> What the exercise asks:
The entries below contain pictures. Retype everything except those pictures, exactly as given.

-- begin --

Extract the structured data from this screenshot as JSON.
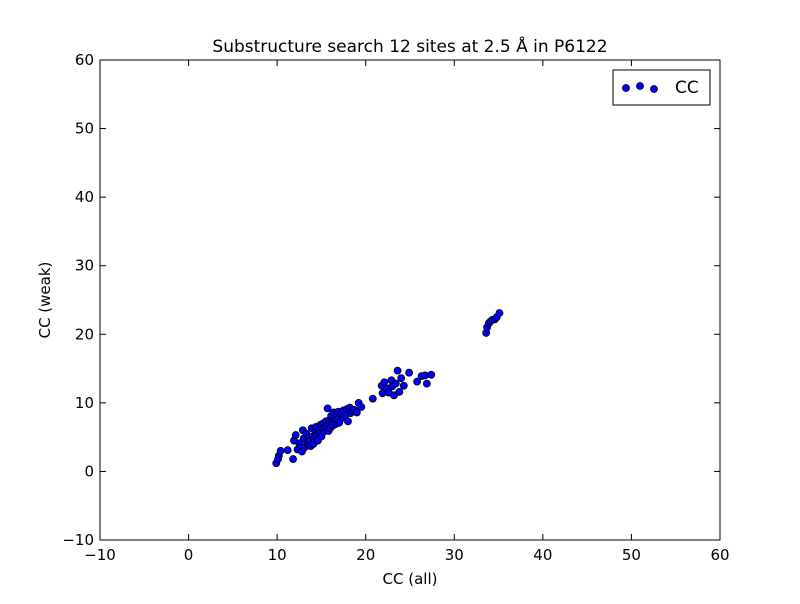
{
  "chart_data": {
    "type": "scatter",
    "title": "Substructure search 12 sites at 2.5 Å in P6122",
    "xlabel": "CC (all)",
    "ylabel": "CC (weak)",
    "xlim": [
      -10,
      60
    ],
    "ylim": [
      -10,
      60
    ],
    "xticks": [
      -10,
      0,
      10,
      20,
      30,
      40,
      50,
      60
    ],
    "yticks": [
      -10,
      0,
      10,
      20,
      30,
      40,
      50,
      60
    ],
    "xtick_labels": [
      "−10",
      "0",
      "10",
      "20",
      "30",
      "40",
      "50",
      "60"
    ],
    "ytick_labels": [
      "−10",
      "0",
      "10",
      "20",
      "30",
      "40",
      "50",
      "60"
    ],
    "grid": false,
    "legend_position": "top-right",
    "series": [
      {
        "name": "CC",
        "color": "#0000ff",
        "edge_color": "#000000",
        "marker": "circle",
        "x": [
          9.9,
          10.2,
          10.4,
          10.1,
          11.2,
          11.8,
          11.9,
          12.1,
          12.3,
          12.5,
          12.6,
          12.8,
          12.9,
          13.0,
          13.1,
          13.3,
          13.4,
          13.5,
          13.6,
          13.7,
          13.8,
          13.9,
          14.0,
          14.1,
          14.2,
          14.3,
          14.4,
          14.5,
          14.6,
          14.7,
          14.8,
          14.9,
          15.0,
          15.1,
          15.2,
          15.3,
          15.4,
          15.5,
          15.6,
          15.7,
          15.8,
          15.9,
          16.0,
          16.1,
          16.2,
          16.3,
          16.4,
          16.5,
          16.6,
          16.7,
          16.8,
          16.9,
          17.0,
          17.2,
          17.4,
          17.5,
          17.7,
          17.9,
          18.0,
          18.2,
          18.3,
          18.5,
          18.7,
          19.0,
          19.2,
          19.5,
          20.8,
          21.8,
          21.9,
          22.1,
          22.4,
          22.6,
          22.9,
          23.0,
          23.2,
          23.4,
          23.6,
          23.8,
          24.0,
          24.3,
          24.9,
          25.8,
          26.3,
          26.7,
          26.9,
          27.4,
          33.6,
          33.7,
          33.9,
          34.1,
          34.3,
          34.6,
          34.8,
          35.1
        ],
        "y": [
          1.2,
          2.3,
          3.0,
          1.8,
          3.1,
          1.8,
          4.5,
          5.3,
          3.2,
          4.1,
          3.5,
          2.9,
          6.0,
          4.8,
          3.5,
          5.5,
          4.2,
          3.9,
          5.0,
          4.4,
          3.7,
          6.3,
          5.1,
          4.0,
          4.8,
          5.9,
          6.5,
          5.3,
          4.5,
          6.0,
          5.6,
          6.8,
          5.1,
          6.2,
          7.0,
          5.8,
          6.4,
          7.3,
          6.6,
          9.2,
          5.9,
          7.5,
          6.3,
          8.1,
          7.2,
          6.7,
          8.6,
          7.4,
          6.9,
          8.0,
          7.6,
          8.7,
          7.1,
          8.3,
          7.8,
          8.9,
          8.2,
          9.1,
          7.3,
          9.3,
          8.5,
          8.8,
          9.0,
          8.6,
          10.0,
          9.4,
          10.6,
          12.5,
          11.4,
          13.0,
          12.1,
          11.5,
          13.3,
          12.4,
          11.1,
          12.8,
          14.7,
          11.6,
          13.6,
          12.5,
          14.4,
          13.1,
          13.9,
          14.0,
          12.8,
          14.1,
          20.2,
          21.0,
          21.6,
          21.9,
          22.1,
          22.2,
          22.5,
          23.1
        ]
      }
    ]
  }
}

-- end --

> The answer:
Extract the structured data from this screenshot as JSON.
{
  "chart_data": {
    "type": "scatter",
    "title": "Substructure search 12 sites at 2.5 Å in P6122",
    "xlabel": "CC (all)",
    "ylabel": "CC (weak)",
    "xlim": [
      -10,
      60
    ],
    "ylim": [
      -10,
      60
    ],
    "xticks": [
      -10,
      0,
      10,
      20,
      30,
      40,
      50,
      60
    ],
    "yticks": [
      -10,
      0,
      10,
      20,
      30,
      40,
      50,
      60
    ],
    "xtick_labels": [
      "−10",
      "0",
      "10",
      "20",
      "30",
      "40",
      "50",
      "60"
    ],
    "ytick_labels": [
      "−10",
      "0",
      "10",
      "20",
      "30",
      "40",
      "50",
      "60"
    ],
    "grid": false,
    "legend_position": "top-right",
    "series": [
      {
        "name": "CC",
        "color": "#0000ff",
        "edge_color": "#000000",
        "marker": "circle",
        "x": [
          9.9,
          10.2,
          10.4,
          10.1,
          11.2,
          11.8,
          11.9,
          12.1,
          12.3,
          12.5,
          12.6,
          12.8,
          12.9,
          13.0,
          13.1,
          13.3,
          13.4,
          13.5,
          13.6,
          13.7,
          13.8,
          13.9,
          14.0,
          14.1,
          14.2,
          14.3,
          14.4,
          14.5,
          14.6,
          14.7,
          14.8,
          14.9,
          15.0,
          15.1,
          15.2,
          15.3,
          15.4,
          15.5,
          15.6,
          15.7,
          15.8,
          15.9,
          16.0,
          16.1,
          16.2,
          16.3,
          16.4,
          16.5,
          16.6,
          16.7,
          16.8,
          16.9,
          17.0,
          17.2,
          17.4,
          17.5,
          17.7,
          17.9,
          18.0,
          18.2,
          18.3,
          18.5,
          18.7,
          19.0,
          19.2,
          19.5,
          20.8,
          21.8,
          21.9,
          22.1,
          22.4,
          22.6,
          22.9,
          23.0,
          23.2,
          23.4,
          23.6,
          23.8,
          24.0,
          24.3,
          24.9,
          25.8,
          26.3,
          26.7,
          26.9,
          27.4,
          33.6,
          33.7,
          33.9,
          34.1,
          34.3,
          34.6,
          34.8,
          35.1
        ],
        "y": [
          1.2,
          2.3,
          3.0,
          1.8,
          3.1,
          1.8,
          4.5,
          5.3,
          3.2,
          4.1,
          3.5,
          2.9,
          6.0,
          4.8,
          3.5,
          5.5,
          4.2,
          3.9,
          5.0,
          4.4,
          3.7,
          6.3,
          5.1,
          4.0,
          4.8,
          5.9,
          6.5,
          5.3,
          4.5,
          6.0,
          5.6,
          6.8,
          5.1,
          6.2,
          7.0,
          5.8,
          6.4,
          7.3,
          6.6,
          9.2,
          5.9,
          7.5,
          6.3,
          8.1,
          7.2,
          6.7,
          8.6,
          7.4,
          6.9,
          8.0,
          7.6,
          8.7,
          7.1,
          8.3,
          7.8,
          8.9,
          8.2,
          9.1,
          7.3,
          9.3,
          8.5,
          8.8,
          9.0,
          8.6,
          10.0,
          9.4,
          10.6,
          12.5,
          11.4,
          13.0,
          12.1,
          11.5,
          13.3,
          12.4,
          11.1,
          12.8,
          14.7,
          11.6,
          13.6,
          12.5,
          14.4,
          13.1,
          13.9,
          14.0,
          12.8,
          14.1,
          20.2,
          21.0,
          21.6,
          21.9,
          22.1,
          22.2,
          22.5,
          23.1
        ]
      }
    ]
  }
}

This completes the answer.